PETIT EXERCICE 1: Réécrivez l'article sur Route de nuit depuis « Michel, Dan, Jimmy, Marc, Ric… » jusqu'à « de la Riviera. » en remplaçant « Riviera » par « Côte d'Azur ».

Michel, Dan, Jimmy, Marc, Ric… Les jeunes gars du style rétro
Ce mois-ci : Michel Vaillant dans "Route de nuit"
Très inspiré du Gas-oil de Gilles Grangier, Route de nuit est le premier Michel Vaillant à ne pas sentir l’huile de ricin mais le... gasoil. Le cambouis aussi. Le coup fourré aussi. Et fleure bon le doux parfum de la chaussette et du maillot de corps. Un album où il faut y mettre son nez. Dans la collection du Lombard of course. D’ailleurs pour une fois que notre sympathique champion n’appuie pas dessus, les 64 pages jaunies sentent le champignon. Non, non ce n’est pas madame qui prépare une fricassée, c’est le doux parfum du style rétro. Et de l’aventure.
Pourtant il faut reconnaître que celle-ci n’est pas au coin de la rue ou de la route en l’occurrence, de nuit soit-elle, bien cachée sous la page de garde et le chaud soleil de la Riviera.

LISTE FOURNIE:
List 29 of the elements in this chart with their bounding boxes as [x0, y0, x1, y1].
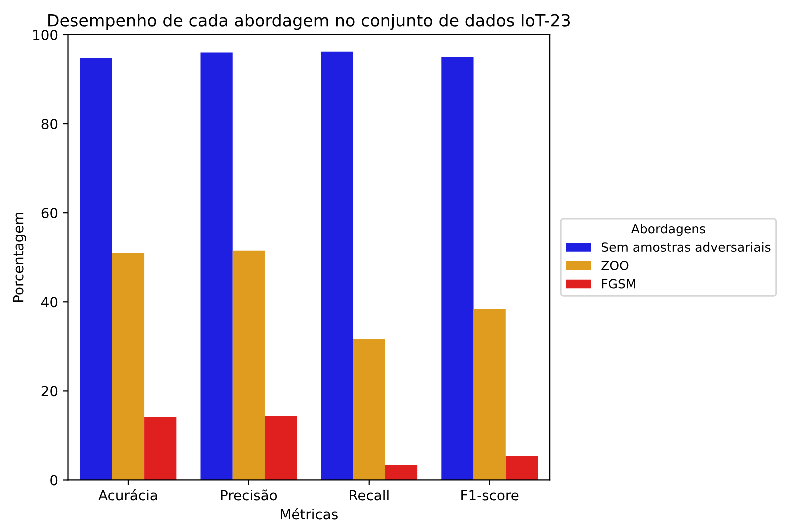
bar	[264, 416, 298, 480]
chart-title: Desempenho de cada abordagem no conjunto de dados IoT-23	[48, 14, 570, 30]
bar	[112, 253, 145, 480]
x-tick-label: F1-score	[462, 490, 519, 501]
y-tick-label: 80	[42, 118, 58, 130]
y-tick-label: 20	[42, 386, 58, 397]
y-tick-label: 40	[42, 297, 58, 308]
bar	[385, 465, 418, 480]
bar	[442, 57, 474, 480]
bar	[474, 309, 506, 480]
bar	[232, 250, 265, 480]
bar	[321, 52, 354, 480]
x-tick-label: Acurácia	[98, 489, 158, 501]
legend-label: FGSM	[602, 279, 636, 289]
y-tick-label: 60	[42, 208, 58, 219]
x-tick-label: Recall	[350, 490, 389, 501]
y-tick-label: 100	[34, 30, 58, 40]
bar	[506, 456, 538, 480]
x-tick-label: Precisão	[221, 490, 278, 501]
x-axis-title: Métricas	[281, 508, 338, 520]
bar	[200, 52, 233, 480]
y-axis-title: Porcentagem	[13, 212, 26, 302]
bar	[80, 58, 112, 480]
legend-label: ZOO	[602, 260, 629, 270]
legend-title: Abordagens	[631, 224, 706, 236]
y-tick-label: 0	[50, 475, 58, 486]
bar	[144, 417, 177, 480]
bar	[353, 339, 386, 480]
legend-label: Sem amostras adversariais	[602, 242, 771, 252]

PETIT EXERCICE 2: Recopiez mot pour mot, dans la liste, tout ce qui va de la ligne contenant « 416, 298, 480] » jusqu'à celle contenant « 57, 474, 480] », ces deux lignes comprises.

CORRIGÉ RÉDIGÉ 1:
Michel, Dan, Jimmy, Marc, Ric… Les jeunes gars du style rétro
Ce mois-ci : Michel Vaillant dans "Route de nuit"
Très inspiré du Gas-oil de Gilles Grangier, Route de nuit est le premier Michel Vaillant à ne pas sentir l’huile de ricin mais le... gasoil. Le cambouis aussi. Le coup fourré aussi. Et fleure bon le doux parfum de la chaussette et du maillot de corps. Un album où il faut y mettre son nez. Dans la collection du Lombard of course. D’ailleurs pour une fois que notre sympathique champion n’appuie pas dessus, les 64 pages jaunies sentent le champignon. Non, non ce n’est pas madame qui prépare une fricassée, c’est le doux parfum du style rétro. Et de l’aventure.
Pourtant il faut reconnaître que celle-ci n’est pas au coin de la rue ou de la route en l’occurrence, de nuit soit-elle, bien cachée sous la page de garde et le chaud soleil de la Côte d'Azur.

CORRIGÉ RÉDIGÉ 2:
bar	[264, 416, 298, 480]
chart-title: Desempenho de cada abordagem no conjunto de dados IoT-23	[48, 14, 570, 30]
bar	[112, 253, 145, 480]
x-tick-label: F1-score	[462, 490, 519, 501]
y-tick-label: 80	[42, 118, 58, 130]
y-tick-label: 20	[42, 386, 58, 397]
y-tick-label: 40	[42, 297, 58, 308]
bar	[385, 465, 418, 480]
bar	[442, 57, 474, 480]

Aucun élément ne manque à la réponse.